(begin)

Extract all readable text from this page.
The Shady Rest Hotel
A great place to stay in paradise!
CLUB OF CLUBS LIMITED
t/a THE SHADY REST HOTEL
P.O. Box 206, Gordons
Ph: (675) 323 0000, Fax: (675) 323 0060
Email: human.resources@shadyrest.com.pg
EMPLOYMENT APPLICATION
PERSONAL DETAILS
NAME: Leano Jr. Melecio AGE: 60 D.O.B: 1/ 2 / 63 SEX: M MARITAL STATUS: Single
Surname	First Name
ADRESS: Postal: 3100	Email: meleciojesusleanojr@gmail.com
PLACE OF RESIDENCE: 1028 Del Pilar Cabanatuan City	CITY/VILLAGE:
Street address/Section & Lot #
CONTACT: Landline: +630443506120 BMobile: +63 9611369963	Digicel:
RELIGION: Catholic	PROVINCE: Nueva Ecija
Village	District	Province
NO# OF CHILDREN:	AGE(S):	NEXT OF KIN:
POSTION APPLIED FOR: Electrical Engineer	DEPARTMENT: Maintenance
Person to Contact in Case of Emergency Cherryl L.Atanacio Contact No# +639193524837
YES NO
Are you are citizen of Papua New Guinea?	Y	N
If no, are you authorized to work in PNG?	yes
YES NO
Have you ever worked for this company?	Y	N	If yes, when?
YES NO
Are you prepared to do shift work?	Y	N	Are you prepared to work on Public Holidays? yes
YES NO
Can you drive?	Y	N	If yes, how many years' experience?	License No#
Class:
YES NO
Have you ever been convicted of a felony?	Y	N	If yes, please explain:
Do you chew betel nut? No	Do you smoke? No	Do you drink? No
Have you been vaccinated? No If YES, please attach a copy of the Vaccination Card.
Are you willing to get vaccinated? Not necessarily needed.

(end)

Exercise description — Without changing a word, restate the whole listing.

Reply —
Extract all readable text from this page.
The Shady Rest Hotel
A great place to stay in paradise!
CLUB OF CLUBS LIMITED
t/a THE SHADY REST HOTEL
P.O. Box 206, Gordons
Ph: (675) 323 0000, Fax: (675) 323 0060
Email: human.resources@shadyrest.com.pg
EMPLOYMENT APPLICATION
PERSONAL DETAILS
NAME: Leano Jr. Melecio AGE: 60 D.O.B: 1/ 2 / 63 SEX: M MARITAL STATUS: Single
Surname	First Name
ADRESS: Postal: 3100	Email: meleciojesusleanojr@gmail.com
PLACE OF RESIDENCE: 1028 Del Pilar Cabanatuan City	CITY/VILLAGE:
Street address/Section & Lot #
CONTACT: Landline: +630443506120 BMobile: +63 9611369963	Digicel:
RELIGION: Catholic	PROVINCE: Nueva Ecija
Village	District	Province
NO# OF CHILDREN:	AGE(S):	NEXT OF KIN:
POSTION APPLIED FOR: Electrical Engineer	DEPARTMENT: Maintenance
Person to Contact in Case of Emergency Cherryl L.Atanacio Contact No# +639193524837
YES NO
Are you are citizen of Papua New Guinea?	Y	N
If no, are you authorized to work in PNG?	yes
YES NO
Have you ever worked for this company?	Y	N	If yes, when?
YES NO
Are you prepared to do shift work?	Y	N	Are you prepared to work on Public Holidays? yes
YES NO
Can you drive?	Y	N	If yes, how many years' experience?	License No#
Class:
YES NO
Have you ever been convicted of a felony?	Y	N	If yes, please explain:
Do you chew betel nut? No	Do you smoke? No	Do you drink? No
Have you been vaccinated? No If YES, please attach a copy of the Vaccination Card.
Are you willing to get vaccinated? Not necessarily needed.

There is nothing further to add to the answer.